### 課題 1
以下のリストについて、冒頭の行から「option-checkbox-selected[interactable] [139, 694, 149, 704]」を含む行まで(その行を含む)を、一字一句違えずに書き写してください。

────────────────────────────────────────

おはなし

文学

 私は幼いころから、おはなしに接することを、大きな喜びとしてきました。
 絵本を読み聞かせてもらうことに始まり、テレビの子ども向けアニメ、さらには漫画や児童文学、長じて文学や映画・舞台芸術など。
 あらゆる形態の物語に接して思うのは、物語は素朴さを失ってしまったのかな、ということです。
 神話や恋物語、怪談などは、浮世離れした、いわば面白いだけ、美しいだけのものでした。
 それが生きる苦悩や現実社会の矛盾をテーマにする物語が主流となり、むしろそういう物のほうが上等であるかのような風潮になりました。
 私は作り物めいたホラ話が好きなので、浮世離れしたお話しが復権すればいいのにな、と思います。

 古く、平安中期の「蜻蛉日記」に、次の一文が見えます。

 世の中におほかるものがたりのはしなどをみれば、世におほかるそらごとだにあり(後略)

 世の中で流行している物語を読むと、事実とは思えない絵空事ばかりだ、と嘆いています。
 ここから、著者は現実の結婚生活の困難、例えば夫の浮気やそれに伴う嫉妬、それに肉親との死別の悲しみなど、日記という形をとったリアリズムの私小説と読むことが可能かと思います。

 この日記文学が成立したのは紀元945年頃と推測されますから、その頃には早くもおとぎ話ではない、リアリズムを求める精神が、日本人に発生していたということでしょうか。
 そして1000年頃に「源氏物語」が成立します。
 「源氏物語」には浮気や誘拐や強姦や左遷などが書き連ねられていますから、「蜻蛉日記」の批判に耐えうる文学が誕生したということでしょう。
 シェイクスピアが活躍したのが1500年代の後半から1600年代の初頭にかけてですから、ずいぶん早いですね。

 さらに1050年頃、「更級日記」が成立します。
 「更級日記」には「源氏物語」に夢中になる少女の心情が素直に書かれています。

 はしるはしる、わづかに見つつ、心も得ず心もとなく思ふ源氏を、一の巻よりして、人もまじらず、几帳の内にうち臥してひき出でつつ見る心地、后の位も何にかはせむ。

 走るように心が急きながら、断片しか読んだことのなかった源氏を、最初から、誰にも会わずに夢中で読んでいると、后の位もいらないと思う、というほどの意でしょうか。

────────────────────────────────────────

### 課題 2
上の抜粋によれば、「更級日記」が成立したのはいつ頃ですか。

────────────────────────────────────────

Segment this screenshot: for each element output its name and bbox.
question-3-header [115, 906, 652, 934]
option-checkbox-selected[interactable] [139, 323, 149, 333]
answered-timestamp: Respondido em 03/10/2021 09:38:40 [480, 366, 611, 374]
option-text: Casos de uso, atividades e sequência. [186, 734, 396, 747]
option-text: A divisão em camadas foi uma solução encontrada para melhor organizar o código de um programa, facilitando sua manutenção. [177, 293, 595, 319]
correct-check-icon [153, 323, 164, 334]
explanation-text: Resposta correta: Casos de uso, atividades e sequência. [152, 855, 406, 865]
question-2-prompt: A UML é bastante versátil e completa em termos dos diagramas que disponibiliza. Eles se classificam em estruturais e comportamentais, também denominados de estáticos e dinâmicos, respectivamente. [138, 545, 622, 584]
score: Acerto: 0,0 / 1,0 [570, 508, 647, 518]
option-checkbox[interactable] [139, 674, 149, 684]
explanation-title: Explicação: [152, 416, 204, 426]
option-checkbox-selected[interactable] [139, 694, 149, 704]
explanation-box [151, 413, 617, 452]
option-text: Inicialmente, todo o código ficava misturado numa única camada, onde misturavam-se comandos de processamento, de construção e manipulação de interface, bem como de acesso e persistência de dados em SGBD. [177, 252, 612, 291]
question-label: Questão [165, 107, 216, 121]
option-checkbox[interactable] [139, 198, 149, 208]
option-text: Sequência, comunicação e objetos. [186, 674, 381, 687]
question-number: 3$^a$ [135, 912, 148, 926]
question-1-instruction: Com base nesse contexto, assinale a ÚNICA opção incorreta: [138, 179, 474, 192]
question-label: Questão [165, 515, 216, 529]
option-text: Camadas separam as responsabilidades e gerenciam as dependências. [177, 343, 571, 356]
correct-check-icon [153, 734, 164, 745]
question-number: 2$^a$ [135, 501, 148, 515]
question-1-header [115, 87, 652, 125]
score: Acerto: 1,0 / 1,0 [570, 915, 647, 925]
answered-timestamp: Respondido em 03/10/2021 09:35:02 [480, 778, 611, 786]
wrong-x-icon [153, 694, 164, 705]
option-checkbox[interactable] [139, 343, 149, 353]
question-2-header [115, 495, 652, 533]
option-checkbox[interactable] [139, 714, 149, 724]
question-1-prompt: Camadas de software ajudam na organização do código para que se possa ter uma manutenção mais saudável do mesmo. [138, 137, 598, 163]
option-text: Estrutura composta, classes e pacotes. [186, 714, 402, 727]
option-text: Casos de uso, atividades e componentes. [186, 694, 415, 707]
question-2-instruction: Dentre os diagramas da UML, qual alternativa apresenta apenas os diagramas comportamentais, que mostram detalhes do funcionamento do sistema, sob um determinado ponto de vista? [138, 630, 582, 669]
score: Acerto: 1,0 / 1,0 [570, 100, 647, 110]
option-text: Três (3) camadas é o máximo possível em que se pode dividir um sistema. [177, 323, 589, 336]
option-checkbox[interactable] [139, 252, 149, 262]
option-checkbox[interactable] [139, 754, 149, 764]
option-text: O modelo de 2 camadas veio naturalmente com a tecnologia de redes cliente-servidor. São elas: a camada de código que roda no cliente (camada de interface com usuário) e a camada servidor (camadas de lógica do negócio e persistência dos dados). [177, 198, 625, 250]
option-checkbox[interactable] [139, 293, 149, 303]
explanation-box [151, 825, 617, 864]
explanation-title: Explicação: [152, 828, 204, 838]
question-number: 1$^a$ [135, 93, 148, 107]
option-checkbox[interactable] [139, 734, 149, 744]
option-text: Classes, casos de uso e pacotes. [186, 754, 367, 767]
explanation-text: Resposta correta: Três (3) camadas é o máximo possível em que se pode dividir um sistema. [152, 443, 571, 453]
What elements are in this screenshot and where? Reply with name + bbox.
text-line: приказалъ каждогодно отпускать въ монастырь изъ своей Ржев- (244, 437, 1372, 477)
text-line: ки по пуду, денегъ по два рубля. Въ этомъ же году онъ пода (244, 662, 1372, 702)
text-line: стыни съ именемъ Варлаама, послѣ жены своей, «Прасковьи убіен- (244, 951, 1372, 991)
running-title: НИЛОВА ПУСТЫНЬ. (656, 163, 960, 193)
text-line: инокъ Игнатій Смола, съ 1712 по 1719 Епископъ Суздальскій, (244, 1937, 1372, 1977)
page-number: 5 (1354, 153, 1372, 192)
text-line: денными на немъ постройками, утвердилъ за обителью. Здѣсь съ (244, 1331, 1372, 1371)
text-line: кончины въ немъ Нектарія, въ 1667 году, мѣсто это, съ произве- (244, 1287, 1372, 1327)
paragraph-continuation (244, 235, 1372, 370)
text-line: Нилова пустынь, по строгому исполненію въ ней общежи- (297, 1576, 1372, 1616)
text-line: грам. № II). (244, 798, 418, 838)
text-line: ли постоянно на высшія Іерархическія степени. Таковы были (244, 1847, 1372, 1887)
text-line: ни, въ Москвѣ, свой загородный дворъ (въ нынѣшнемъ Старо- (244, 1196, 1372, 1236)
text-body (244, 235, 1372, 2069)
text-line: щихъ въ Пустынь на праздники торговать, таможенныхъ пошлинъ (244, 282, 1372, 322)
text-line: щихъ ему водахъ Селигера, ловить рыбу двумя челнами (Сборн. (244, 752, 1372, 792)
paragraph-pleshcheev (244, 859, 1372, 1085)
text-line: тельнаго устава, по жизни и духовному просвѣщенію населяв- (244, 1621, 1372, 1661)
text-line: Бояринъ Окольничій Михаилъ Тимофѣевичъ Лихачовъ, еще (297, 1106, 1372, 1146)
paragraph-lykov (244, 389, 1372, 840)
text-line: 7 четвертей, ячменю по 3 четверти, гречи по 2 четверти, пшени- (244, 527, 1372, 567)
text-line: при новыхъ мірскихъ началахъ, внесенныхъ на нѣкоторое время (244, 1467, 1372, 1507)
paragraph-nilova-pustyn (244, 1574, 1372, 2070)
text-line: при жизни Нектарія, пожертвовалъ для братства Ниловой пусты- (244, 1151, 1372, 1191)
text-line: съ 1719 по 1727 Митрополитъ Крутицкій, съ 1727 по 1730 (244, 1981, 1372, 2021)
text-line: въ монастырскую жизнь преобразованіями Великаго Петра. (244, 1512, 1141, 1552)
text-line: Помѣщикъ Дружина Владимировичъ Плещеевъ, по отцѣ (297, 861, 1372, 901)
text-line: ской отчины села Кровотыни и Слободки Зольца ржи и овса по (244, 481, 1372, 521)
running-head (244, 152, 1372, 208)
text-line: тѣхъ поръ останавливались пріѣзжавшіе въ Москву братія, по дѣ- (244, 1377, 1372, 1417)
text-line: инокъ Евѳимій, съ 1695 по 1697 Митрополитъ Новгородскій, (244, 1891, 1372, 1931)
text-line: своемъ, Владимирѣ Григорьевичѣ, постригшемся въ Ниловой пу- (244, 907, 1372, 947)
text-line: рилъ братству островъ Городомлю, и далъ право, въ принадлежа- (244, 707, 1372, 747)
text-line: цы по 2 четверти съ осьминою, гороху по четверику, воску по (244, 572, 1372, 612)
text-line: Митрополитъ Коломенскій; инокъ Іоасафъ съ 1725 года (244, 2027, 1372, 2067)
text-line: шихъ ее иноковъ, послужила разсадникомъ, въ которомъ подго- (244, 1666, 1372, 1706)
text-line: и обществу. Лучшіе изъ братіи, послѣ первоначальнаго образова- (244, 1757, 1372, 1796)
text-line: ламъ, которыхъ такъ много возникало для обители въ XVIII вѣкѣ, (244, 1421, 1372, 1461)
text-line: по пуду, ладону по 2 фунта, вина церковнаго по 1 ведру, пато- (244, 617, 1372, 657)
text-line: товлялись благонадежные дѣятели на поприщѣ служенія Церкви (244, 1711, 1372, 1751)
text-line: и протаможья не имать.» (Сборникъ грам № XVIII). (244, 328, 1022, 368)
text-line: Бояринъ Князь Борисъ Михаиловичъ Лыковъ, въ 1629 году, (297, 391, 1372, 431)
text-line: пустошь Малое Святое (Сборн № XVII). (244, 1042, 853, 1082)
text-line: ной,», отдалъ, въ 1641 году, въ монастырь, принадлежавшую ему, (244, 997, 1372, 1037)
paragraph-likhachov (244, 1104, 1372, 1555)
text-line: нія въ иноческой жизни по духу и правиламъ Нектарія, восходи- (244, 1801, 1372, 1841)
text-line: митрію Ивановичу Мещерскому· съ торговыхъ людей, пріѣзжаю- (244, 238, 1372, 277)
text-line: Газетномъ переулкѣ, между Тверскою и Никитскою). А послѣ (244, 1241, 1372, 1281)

────────────────────────────────────────

### 解答例 1
Segment this screenshot: for each element output its name and bbox.
question-3-header [115, 906, 652, 934]
option-checkbox-selected[interactable] [139, 323, 149, 333]
answered-timestamp: Respondido em 03/10/2021 09:38:40 [480, 366, 611, 374]
option-text: Casos de uso, atividades e sequência. [186, 734, 396, 747]
option-text: A divisão em camadas foi uma solução encontrada para melhor organizar o código de um programa, facilitando sua manutenção. [177, 293, 595, 319]
correct-check-icon [153, 323, 164, 334]
explanation-text: Resposta correta: Casos de uso, atividades e sequência. [152, 855, 406, 865]
question-2-prompt: A UML é bastante versátil e completa em termos dos diagramas que disponibiliza. Eles se classificam em estruturais e comportamentais, também denominados de estáticos e dinâmicos, respectivamente. [138, 545, 622, 584]
score: Acerto: 0,0 / 1,0 [570, 508, 647, 518]
option-checkbox[interactable] [139, 674, 149, 684]
explanation-title: Explicação: [152, 416, 204, 426]
option-checkbox-selected[interactable] [139, 694, 149, 704]

### 解答例 2
1050年頃です。